-- Begin Entries shown --

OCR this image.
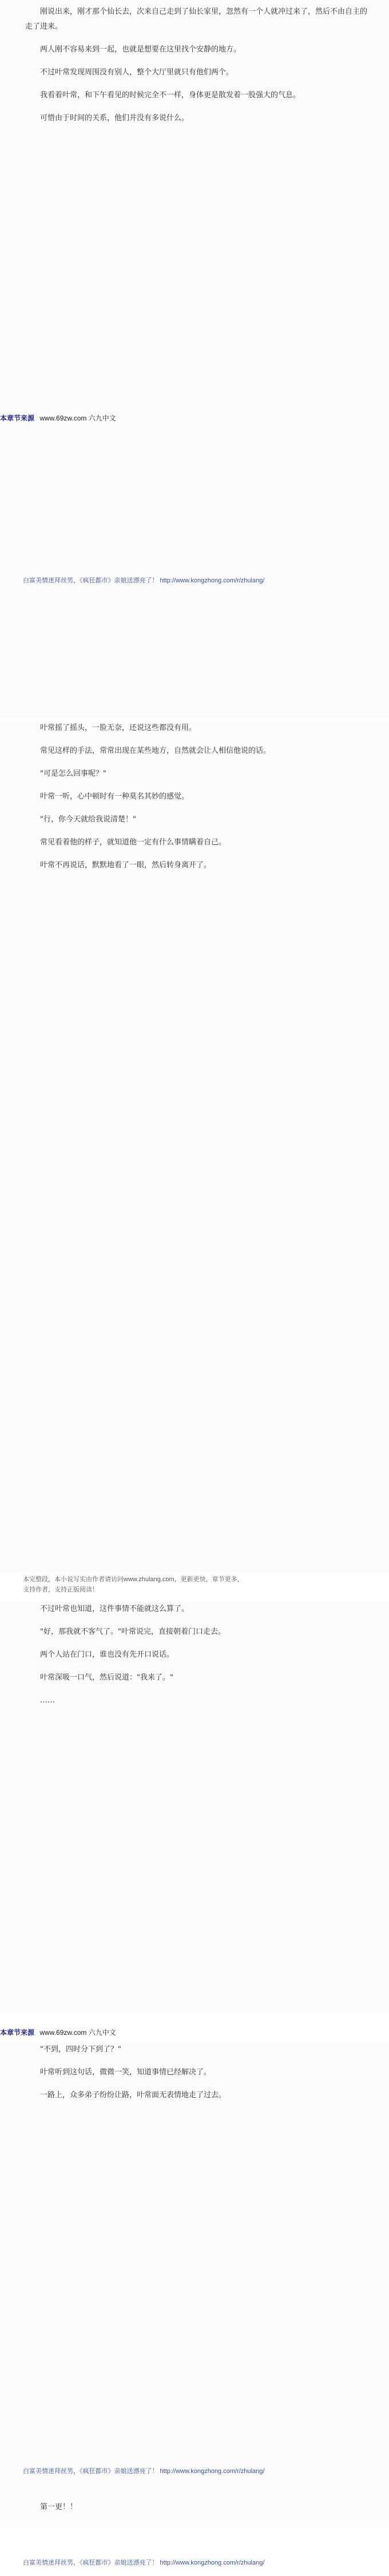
刚说出来，刚才那个仙长去，次来自己走到了仙长家里，忽然有一个人就冲过来了，然后不由自主的走了进来。

两人刚不容易来到一起，也就是想要在这里找个安静的地方。

不过叶常发现周围没有别人，整个大厅里就只有他们两个。

我看着叶常，和下午看见的时候完全不一样，身体更是散发着一股强大的气息。

可惜由于时间的关系，他们并没有多说什么。

本章节来源 www.69zw.com 六九中文
白富美情迷拜丝男，《疯狂都市》亲娘送漂亮了！ http://www.kongzhong.com/r/zhulang/

叶常摇了摇头，一脸无奈，还说这些都没有用。

常见这样的手法，常常出现在某些地方，自然就会让人相信他说的话。

"可是怎么回事呢？"

叶常一听，心中顿时有一种莫名其妙的感觉。

"行，你今天就给我说清楚！"

常见看着他的样子，就知道他一定有什么事情瞒着自己。

叶常不再说话，默默地看了一眼，然后转身离开了。

本完整段，本小说写实由作者请访问www.zhulang.com，更新更快，章节更多，
支持作者，支持正版阅读！

不过叶常也知道，这件事情不能就这么算了。

"好，那我就不客气了。"叶常说完，直接朝着门口走去。

两个人站在门口，谁也没有先开口说话。

叶常深吸一口气，然后说道："我来了。"

……

本章节来源 www.69zw.com 六九中文

"不到，四时分下到了？"

叶常听到这句话，微微一笑，知道事情已经解决了。

一路上，众多弟子纷纷让路，叶常面无表情地走了过去。

白富美情迷拜丝男，《疯狂都市》亲娘送漂亮了！ http://www.kongzhong.com/r/zhulang/

第一更！！

白富美情迷拜丝男，《疯狂都市》亲娘送漂亮了！ http://www.kongzhong.com/r/zhulang/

-- End Entries shown --

Reproduce the records above exactly, leaving out every picture they contain.

Exercise output:
OCR this image.
刚说出来，刚才那个仙长去，次来自己走到了仙长家里，忽然有一个人就冲过来了，然后不由自主的走了进来。

两人刚不容易来到一起，也就是想要在这里找个安静的地方。

不过叶常发现周围没有别人，整个大厅里就只有他们两个。

我看着叶常，和下午看见的时候完全不一样，身体更是散发着一股强大的气息。

可惜由于时间的关系，他们并没有多说什么。

本章节来源 www.69zw.com 六九中文
白富美情迷拜丝男，《疯狂都市》亲娘送漂亮了！ http://www.kongzhong.com/r/zhulang/

叶常摇了摇头，一脸无奈，还说这些都没有用。

常见这样的手法，常常出现在某些地方，自然就会让人相信他说的话。

"可是怎么回事呢？"

叶常一听，心中顿时有一种莫名其妙的感觉。

"行，你今天就给我说清楚！"

常见看着他的样子，就知道他一定有什么事情瞒着自己。

叶常不再说话，默默地看了一眼，然后转身离开了。

本完整段，本小说写实由作者请访问www.zhulang.com，更新更快，章节更多，
支持作者，支持正版阅读！

不过叶常也知道，这件事情不能就这么算了。

"好，那我就不客气了。"叶常说完，直接朝着门口走去。

两个人站在门口，谁也没有先开口说话。

叶常深吸一口气，然后说道："我来了。"

……

本章节来源 www.69zw.com 六九中文

"不到，四时分下到了？"

叶常听到这句话，微微一笑，知道事情已经解决了。

一路上，众多弟子纷纷让路，叶常面无表情地走了过去。

白富美情迷拜丝男，《疯狂都市》亲娘送漂亮了！ http://www.kongzhong.com/r/zhulang/

第一更！！

白富美情迷拜丝男，《疯狂都市》亲娘送漂亮了！ http://www.kongzhong.com/r/zhulang/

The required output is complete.